Copy the data below exactly.

GIVEN RECORDS:

####

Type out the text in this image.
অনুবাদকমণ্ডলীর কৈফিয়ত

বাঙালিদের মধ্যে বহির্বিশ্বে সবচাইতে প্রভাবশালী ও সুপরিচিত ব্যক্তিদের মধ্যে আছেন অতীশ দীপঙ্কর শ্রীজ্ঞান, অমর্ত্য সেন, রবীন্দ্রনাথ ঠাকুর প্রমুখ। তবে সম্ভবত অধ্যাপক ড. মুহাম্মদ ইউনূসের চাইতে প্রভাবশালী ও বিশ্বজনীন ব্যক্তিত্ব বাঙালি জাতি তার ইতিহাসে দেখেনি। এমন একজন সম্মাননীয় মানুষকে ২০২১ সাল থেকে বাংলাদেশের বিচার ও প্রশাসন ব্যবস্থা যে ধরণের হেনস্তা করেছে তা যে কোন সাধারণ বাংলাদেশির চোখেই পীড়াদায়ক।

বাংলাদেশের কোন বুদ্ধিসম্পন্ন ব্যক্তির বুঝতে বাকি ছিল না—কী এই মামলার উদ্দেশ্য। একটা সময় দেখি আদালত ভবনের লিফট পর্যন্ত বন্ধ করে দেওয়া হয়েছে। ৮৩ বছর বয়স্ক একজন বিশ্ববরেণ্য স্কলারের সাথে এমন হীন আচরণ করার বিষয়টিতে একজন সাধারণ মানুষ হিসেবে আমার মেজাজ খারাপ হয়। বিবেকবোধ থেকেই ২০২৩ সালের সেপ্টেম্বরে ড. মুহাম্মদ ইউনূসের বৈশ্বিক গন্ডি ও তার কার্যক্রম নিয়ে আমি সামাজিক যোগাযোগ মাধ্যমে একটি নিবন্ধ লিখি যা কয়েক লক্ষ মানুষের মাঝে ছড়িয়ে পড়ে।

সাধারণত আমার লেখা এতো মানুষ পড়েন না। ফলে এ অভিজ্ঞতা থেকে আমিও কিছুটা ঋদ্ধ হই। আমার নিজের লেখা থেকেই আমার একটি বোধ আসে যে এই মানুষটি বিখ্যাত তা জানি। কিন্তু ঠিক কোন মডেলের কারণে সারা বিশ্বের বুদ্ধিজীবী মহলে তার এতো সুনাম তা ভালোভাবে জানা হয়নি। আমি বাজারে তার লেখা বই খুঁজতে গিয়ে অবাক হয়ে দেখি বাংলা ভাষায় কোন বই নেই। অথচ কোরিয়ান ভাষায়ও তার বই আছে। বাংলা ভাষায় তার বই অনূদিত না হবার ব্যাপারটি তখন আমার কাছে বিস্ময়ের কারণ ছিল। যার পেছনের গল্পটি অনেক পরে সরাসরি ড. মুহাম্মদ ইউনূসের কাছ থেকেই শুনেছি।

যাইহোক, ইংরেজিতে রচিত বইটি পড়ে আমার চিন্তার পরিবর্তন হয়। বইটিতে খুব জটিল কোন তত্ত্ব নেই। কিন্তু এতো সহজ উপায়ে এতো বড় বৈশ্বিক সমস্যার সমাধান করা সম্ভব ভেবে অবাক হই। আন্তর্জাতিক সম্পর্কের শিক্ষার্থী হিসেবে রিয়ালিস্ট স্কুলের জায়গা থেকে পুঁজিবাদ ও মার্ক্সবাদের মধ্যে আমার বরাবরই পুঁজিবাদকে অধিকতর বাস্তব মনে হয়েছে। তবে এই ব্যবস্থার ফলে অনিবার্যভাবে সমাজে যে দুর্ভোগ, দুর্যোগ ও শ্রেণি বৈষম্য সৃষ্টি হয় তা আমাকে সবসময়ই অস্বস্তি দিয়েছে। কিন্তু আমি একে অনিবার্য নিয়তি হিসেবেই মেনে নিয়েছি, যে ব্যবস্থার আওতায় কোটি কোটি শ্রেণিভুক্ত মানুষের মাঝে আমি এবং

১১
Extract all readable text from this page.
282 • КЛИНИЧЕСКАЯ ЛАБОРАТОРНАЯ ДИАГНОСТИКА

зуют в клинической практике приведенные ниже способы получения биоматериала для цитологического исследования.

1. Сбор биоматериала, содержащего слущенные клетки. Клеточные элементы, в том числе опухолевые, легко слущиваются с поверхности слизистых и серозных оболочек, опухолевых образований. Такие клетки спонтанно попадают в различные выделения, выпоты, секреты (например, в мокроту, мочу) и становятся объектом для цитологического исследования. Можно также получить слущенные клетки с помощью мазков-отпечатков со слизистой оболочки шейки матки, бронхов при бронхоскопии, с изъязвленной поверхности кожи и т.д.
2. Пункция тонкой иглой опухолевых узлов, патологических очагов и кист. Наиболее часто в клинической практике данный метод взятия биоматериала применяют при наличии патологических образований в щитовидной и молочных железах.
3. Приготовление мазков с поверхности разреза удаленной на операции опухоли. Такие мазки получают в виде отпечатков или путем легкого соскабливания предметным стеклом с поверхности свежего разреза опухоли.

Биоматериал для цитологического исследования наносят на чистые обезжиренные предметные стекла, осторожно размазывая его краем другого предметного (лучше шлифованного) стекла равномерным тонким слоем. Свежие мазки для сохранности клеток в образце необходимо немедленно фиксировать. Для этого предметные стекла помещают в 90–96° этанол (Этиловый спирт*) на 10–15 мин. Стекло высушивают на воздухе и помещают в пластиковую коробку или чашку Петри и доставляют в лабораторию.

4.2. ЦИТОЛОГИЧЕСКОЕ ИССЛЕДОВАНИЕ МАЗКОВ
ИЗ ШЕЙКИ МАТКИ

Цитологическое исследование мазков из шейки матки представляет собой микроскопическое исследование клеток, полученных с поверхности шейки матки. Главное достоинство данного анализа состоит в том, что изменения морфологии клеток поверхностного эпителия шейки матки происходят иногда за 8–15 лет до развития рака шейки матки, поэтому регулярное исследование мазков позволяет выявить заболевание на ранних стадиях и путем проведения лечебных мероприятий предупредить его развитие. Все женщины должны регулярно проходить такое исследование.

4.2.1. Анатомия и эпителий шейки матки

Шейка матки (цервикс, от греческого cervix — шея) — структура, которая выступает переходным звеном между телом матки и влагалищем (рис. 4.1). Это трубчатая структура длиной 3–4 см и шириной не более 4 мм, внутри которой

####

EXERCISE OUTPUT:
Type out the text in this image.
অনুবাদকমণ্ডলীর কৈফিয়ত

বাঙালিদের মধ্যে বহির্বিশ্বে সবচাইতে প্রভাবশালী ও সুপরিচিত ব্যক্তিদের মধ্যে আছেন অতীশ দীপঙ্কর শ্রীজ্ঞান, অমর্ত্য সেন, রবীন্দ্রনাথ ঠাকুর প্রমুখ। তবে সম্ভবত অধ্যাপক ড. মুহাম্মদ ইউনূসের চাইতে প্রভাবশালী ও বিশ্বজনীন ব্যক্তিত্ব বাঙালি জাতি তার ইতিহাসে দেখেনি। এমন একজন সম্মাননীয় মানুষকে ২০২১ সাল থেকে বাংলাদেশের বিচার ও প্রশাসন ব্যবস্থা যে ধরণের হেনস্তা করেছে তা যে কোন সাধারণ বাংলাদেশির চোখেই পীড়াদায়ক।

বাংলাদেশের কোন বুদ্ধিসম্পন্ন ব্যক্তির বুঝতে বাকি ছিল না—কী এই মামলার উদ্দেশ্য। একটা সময় দেখি আদালত ভবনের লিফট পর্যন্ত বন্ধ করে দেওয়া হয়েছে। ৮৩ বছর বয়স্ক একজন বিশ্ববরেণ্য স্কলারের সাথে এমন হীন আচরণ করার বিষয়টিতে একজন সাধারণ মানুষ হিসেবে আমার মেজাজ খারাপ হয়। বিবেকবোধ থেকেই ২০২৩ সালের সেপ্টেম্বরে ড. মুহাম্মদ ইউনূসের বৈশ্বিক গন্ডি ও তার কার্যক্রম নিয়ে আমি সামাজিক যোগাযোগ মাধ্যমে একটি নিবন্ধ লিখি যা কয়েক লক্ষ মানুষের মাঝে ছড়িয়ে পড়ে।

সাধারণত আমার লেখা এতো মানুষ পড়েন না। ফলে এ অভিজ্ঞতা থেকে আমিও কিছুটা ঋদ্ধ হই। আমার নিজের লেখা থেকেই আমার একটি বোধ আসে যে এই মানুষটি বিখ্যাত তা জানি। কিন্তু ঠিক কোন মডেলের কারণে সারা বিশ্বের বুদ্ধিজীবী মহলে তার এতো সুনাম তা ভালোভাবে জানা হয়নি। আমি বাজারে তার লেখা বই খুঁজতে গিয়ে অবাক হয়ে দেখি বাংলা ভাষায় কোন বই নেই। অথচ কোরিয়ান ভাষায়ও তার বই আছে। বাংলা ভাষায় তার বই অনূদিত না হবার ব্যাপারটি তখন আমার কাছে বিস্ময়ের কারণ ছিল। যার পেছনের গল্পটি অনেক পরে সরাসরি ড. মুহাম্মদ ইউনূসের কাছ থেকেই শুনেছি।

যাইহোক, ইংরেজিতে রচিত বইটি পড়ে আমার চিন্তার পরিবর্তন হয়। বইটিতে খুব জটিল কোন তত্ত্ব নেই। কিন্তু এতো সহজ উপায়ে এতো বড় বৈশ্বিক সমস্যার সমাধান করা সম্ভব ভেবে অবাক হই। আন্তর্জাতিক সম্পর্কের শিক্ষার্থী হিসেবে রিয়ালিস্ট স্কুলের জায়গা থেকে পুঁজিবাদ ও মার্ক্সবাদের মধ্যে আমার বরাবরই পুঁজিবাদকে অধিকতর বাস্তব মনে হয়েছে। তবে এই ব্যবস্থার ফলে অনিবার্যভাবে সমাজে যে দুর্ভোগ, দুর্যোগ ও শ্রেণি বৈষম্য সৃষ্টি হয় তা আমাকে সবসময়ই অস্বস্তি দিয়েছে। কিন্তু আমি একে অনিবার্য নিয়তি হিসেবেই মেনে নিয়েছি, যে ব্যবস্থার আওতায় কোটি কোটি শ্রেণিভুক্ত মানুষের মাঝে আমি এবং

১১
Extract all readable text from this page.
282 • КЛИНИЧЕСКАЯ ЛАБОРАТОРНАЯ ДИАГНОСТИКА

зуют в клинической практике приведенные ниже способы получения биоматериала для цитологического исследования.

1. Сбор биоматериала, содержащего слущенные клетки. Клеточные элементы, в том числе опухолевые, легко слущиваются с поверхности слизистых и серозных оболочек, опухолевых образований. Такие клетки спонтанно попадают в различные выделения, выпоты, секреты (например, в мокроту, мочу) и становятся объектом для цитологического исследования. Можно также получить слущенные клетки с помощью мазков-отпечатков со слизистой оболочки шейки матки, бронхов при бронхоскопии, с изъязвленной поверхности кожи и т.д.
2. Пункция тонкой иглой опухолевых узлов, патологических очагов и кист. Наиболее часто в клинической практике данный метод взятия биоматериала применяют при наличии патологических образований в щитовидной и молочных железах.
3. Приготовление мазков с поверхности разреза удаленной на операции опухоли. Такие мазки получают в виде отпечатков или путем легкого соскабливания предметным стеклом с поверхности свежего разреза опухоли.

Биоматериал для цитологического исследования наносят на чистые обезжиренные предметные стекла, осторожно размазывая его краем другого предметного (лучше шлифованного) стекла равномерным тонким слоем. Свежие мазки для сохранности клеток в образце необходимо немедленно фиксировать. Для этого предметные стекла помещают в 90–96° этанол (Этиловый спирт*) на 10–15 мин. Стекло высушивают на воздухе и помещают в пластиковую коробку или чашку Петри и доставляют в лабораторию.

4.2. ЦИТОЛОГИЧЕСКОЕ ИССЛЕДОВАНИЕ МАЗКОВ
ИЗ ШЕЙКИ МАТКИ

Цитологическое исследование мазков из шейки матки представляет собой микроскопическое исследование клеток, полученных с поверхности шейки матки. Главное достоинство данного анализа состоит в том, что изменения морфологии клеток поверхностного эпителия шейки матки происходят иногда за 8–15 лет до развития рака шейки матки, поэтому регулярное исследование мазков позволяет выявить заболевание на ранних стадиях и путем проведения лечебных мероприятий предупредить его развитие. Все женщины должны регулярно проходить такое исследование.

4.2.1. Анатомия и эпителий шейки матки

Шейка матки (цервикс, от греческого cervix — шея) — структура, которая выступает переходным звеном между телом матки и влагалищем (рис. 4.1). Это трубчатая структура длиной 3–4 см и шириной не более 4 мм, внутри которой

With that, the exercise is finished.